The Gospels claim Jesus was born of a virgin, walked on water and resurrected the dead. In John, he is depicted as a god, son of a god. All this raises the suspicion that he is an invented figure, like all the other gods that people believed in at the time. By contrast, no one ever claimed that Alexander or Caesar performed any miracles. They are therefore much more believable and less in need of extra historical proof to establish their existence.
You have this impression because you have never seriously considered that evidence probably. One example: The OT talks about David and Solomon as kings of a unified kingdom. There is no historical evidence that these two kings ever existed or that there ever was a unified kingdom before the Hasmoneans. However, the kings mentioned by the Bible after Solomon are historical. Several of them are attested by inscriptions. All kings of the period erected monuments with inscriptions in their names. If Solomon had been the great king the Bible portrays, it is impossible he would not have left any trace in the Archaeological record. Many archaeologists have searched for such traces, but never found any. That does not make the Bible look good.Again, there is no evidence to suggest that the Bible's historicity is shattered.
Furthermore, and even more damning, the Bible clearly incorporates material from the surrounding pagan cultures. Many Psalms, for example, have clear parallels in Egyptians hymns of praise to their gods. The flood story itself comes from Mesopotamia and so is the story of Yahweh vanquishing "Tehom", whose name parallels Tiamat, the dragon vanquished by Marduk in Babylonian mythology. The latter has been universally acknowledged by Assyriologists for at least a century (see e.g. this link and this one). The list of such borrowings is endless. It clearly establishes that the Old Testament is a work of traditional Middle Eastern mythology and therefore not a reliable historical source.
If you keep on affirming the "truth" of the Bible, despite all the evidence to the contrary, you appear as a bold-faced liar, i.e. as someone who violates the 9th commandment: "you shall not bear false witness". How do you think that looks?How does it give it a bad name? Saying the Bible is true, does the opposite. That would be true for any religious book.

(Document layout analysis records)
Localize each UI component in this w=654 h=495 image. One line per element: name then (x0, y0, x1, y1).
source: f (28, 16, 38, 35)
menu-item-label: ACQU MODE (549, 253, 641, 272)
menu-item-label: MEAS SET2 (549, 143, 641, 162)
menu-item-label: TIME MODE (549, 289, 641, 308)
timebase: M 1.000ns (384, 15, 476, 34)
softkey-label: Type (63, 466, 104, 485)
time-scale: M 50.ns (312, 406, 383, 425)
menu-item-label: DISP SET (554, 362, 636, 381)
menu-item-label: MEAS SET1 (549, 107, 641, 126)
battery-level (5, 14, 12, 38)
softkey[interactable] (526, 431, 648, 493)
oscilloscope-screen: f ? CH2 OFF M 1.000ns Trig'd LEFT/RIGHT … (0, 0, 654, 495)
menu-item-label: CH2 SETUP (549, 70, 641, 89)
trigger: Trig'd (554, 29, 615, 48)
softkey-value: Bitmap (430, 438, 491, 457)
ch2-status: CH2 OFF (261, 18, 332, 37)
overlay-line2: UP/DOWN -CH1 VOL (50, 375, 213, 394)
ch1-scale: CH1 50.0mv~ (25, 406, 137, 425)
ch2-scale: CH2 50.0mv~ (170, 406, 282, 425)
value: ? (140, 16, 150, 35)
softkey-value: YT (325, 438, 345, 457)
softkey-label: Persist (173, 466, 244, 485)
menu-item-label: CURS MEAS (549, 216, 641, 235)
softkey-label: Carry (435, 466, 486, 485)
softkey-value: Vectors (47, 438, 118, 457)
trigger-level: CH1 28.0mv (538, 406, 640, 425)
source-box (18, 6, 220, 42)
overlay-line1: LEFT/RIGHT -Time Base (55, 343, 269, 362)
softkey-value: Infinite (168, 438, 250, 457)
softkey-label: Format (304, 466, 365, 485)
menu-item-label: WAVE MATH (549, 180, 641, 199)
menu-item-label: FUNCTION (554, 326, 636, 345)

[Work item]
Copy the passage about the Bible starting at "The Gospels claim" and ending at "establish their existence.", substituting "Augustus" for "Caesar". The records have nothing to do with this.

[Result of the exercise]
The Gospels claim Jesus was born of a virgin, walked on water and resurrected the dead. In John, he is depicted as a god, son of a god. All this raises the suspicion that he is an invented figure, like all the other gods that people believed in at the time. By contrast, no one ever claimed that Alexander or Augustus performed any miracles. They are therefore much more believable and less in need of extra historical proof to establish their existence.